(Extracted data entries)
═══
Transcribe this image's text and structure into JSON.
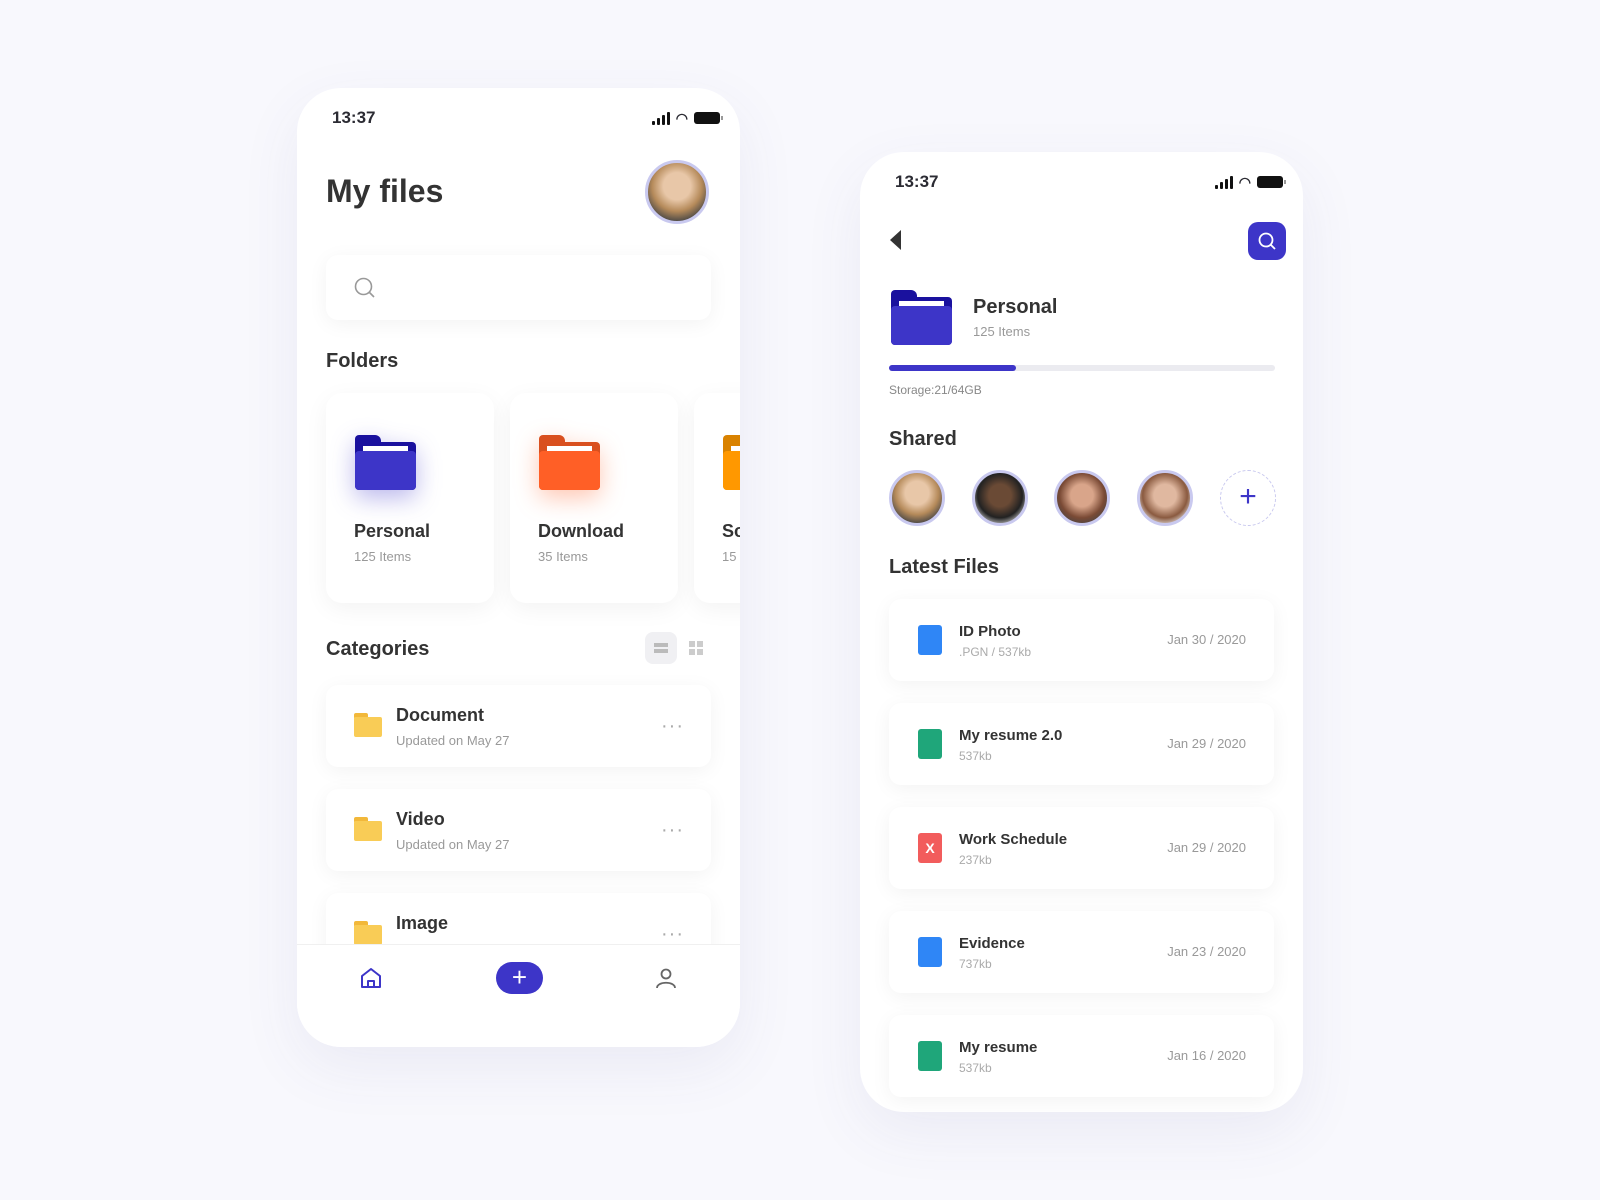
{
  "screen1": {
    "time": "13:37",
    "title": "My files",
    "search_placeholder": "",
    "folders_heading": "Folders",
    "folders": [
      {
        "name": "Personal",
        "count": "125 Items",
        "color": "#3d35c8"
      },
      {
        "name": "Download",
        "count": "35 Items",
        "color": "#ff5f26"
      },
      {
        "name": "Sc",
        "count": "15",
        "color": "#ff9800"
      }
    ],
    "categories_heading": "Categories",
    "categories": [
      {
        "name": "Document",
        "updated": "Updated on May 27"
      },
      {
        "name": "Video",
        "updated": "Updated on May 27"
      },
      {
        "name": "Image",
        "updated": ""
      }
    ],
    "nav": {
      "add": "+"
    }
  },
  "screen2": {
    "time": "13:37",
    "folder": {
      "name": "Personal",
      "count": "125 Items"
    },
    "storage": {
      "label": "Storage:21/64GB",
      "used": 21,
      "total": 64
    },
    "shared_heading": "Shared",
    "add_shared": "+",
    "latest_heading": "Latest Files",
    "files": [
      {
        "name": "ID Photo",
        "meta": ".PGN  /  537kb",
        "date": "Jan 30 / 2020",
        "type": "image"
      },
      {
        "name": "My resume 2.0",
        "meta": "537kb",
        "date": "Jan 29 / 2020",
        "type": "doc"
      },
      {
        "name": "Work Schedule",
        "meta": "237kb",
        "date": "Jan 29 / 2020",
        "type": "excel"
      },
      {
        "name": "Evidence",
        "meta": "737kb",
        "date": "Jan 23 / 2020",
        "type": "image"
      },
      {
        "name": "My resume",
        "meta": "537kb",
        "date": "Jan 16 / 2020",
        "type": "doc"
      }
    ]
  },
  "colors": {
    "accent": "#3d35c8",
    "image": "#2f86f6",
    "doc": "#1fa67a",
    "excel": "#f25c5c",
    "folder_yellow": "#f9cc56"
  }
}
═══
**What this task involves**.
Every entry above should be duplicated exactly. Do not include the images.

**Output for this exercise**.
Transcribe this image's text and structure into JSON.
{
  "screen1": {
    "time": "13:37",
    "title": "My files",
    "search_placeholder": "",
    "folders_heading": "Folders",
    "folders": [
      {
        "name": "Personal",
        "count": "125 Items",
        "color": "#3d35c8"
      },
      {
        "name": "Download",
        "count": "35 Items",
        "color": "#ff5f26"
      },
      {
        "name": "Sc",
        "count": "15",
        "color": "#ff9800"
      }
    ],
    "categories_heading": "Categories",
    "categories": [
      {
        "name": "Document",
        "updated": "Updated on May 27"
      },
      {
        "name": "Video",
        "updated": "Updated on May 27"
      },
      {
        "name": "Image",
        "updated": ""
      }
    ],
    "nav": {
      "add": "+"
    }
  },
  "screen2": {
    "time": "13:37",
    "folder": {
      "name": "Personal",
      "count": "125 Items"
    },
    "storage": {
      "label": "Storage:21/64GB",
      "used": 21,
      "total": 64
    },
    "shared_heading": "Shared",
    "add_shared": "+",
    "latest_heading": "Latest Files",
    "files": [
      {
        "name": "ID Photo",
        "meta": ".PGN  /  537kb",
        "date": "Jan 30 / 2020",
        "type": "image"
      },
      {
        "name": "My resume 2.0",
        "meta": "537kb",
        "date": "Jan 29 / 2020",
        "type": "doc"
      },
      {
        "name": "Work Schedule",
        "meta": "237kb",
        "date": "Jan 29 / 2020",
        "type": "excel"
      },
      {
        "name": "Evidence",
        "meta": "737kb",
        "date": "Jan 23 / 2020",
        "type": "image"
      },
      {
        "name": "My resume",
        "meta": "537kb",
        "date": "Jan 16 / 2020",
        "type": "doc"
      }
    ]
  },
  "colors": {
    "accent": "#3d35c8",
    "image": "#2f86f6",
    "doc": "#1fa67a",
    "excel": "#f25c5c",
    "folder_yellow": "#f9cc56"
  }
}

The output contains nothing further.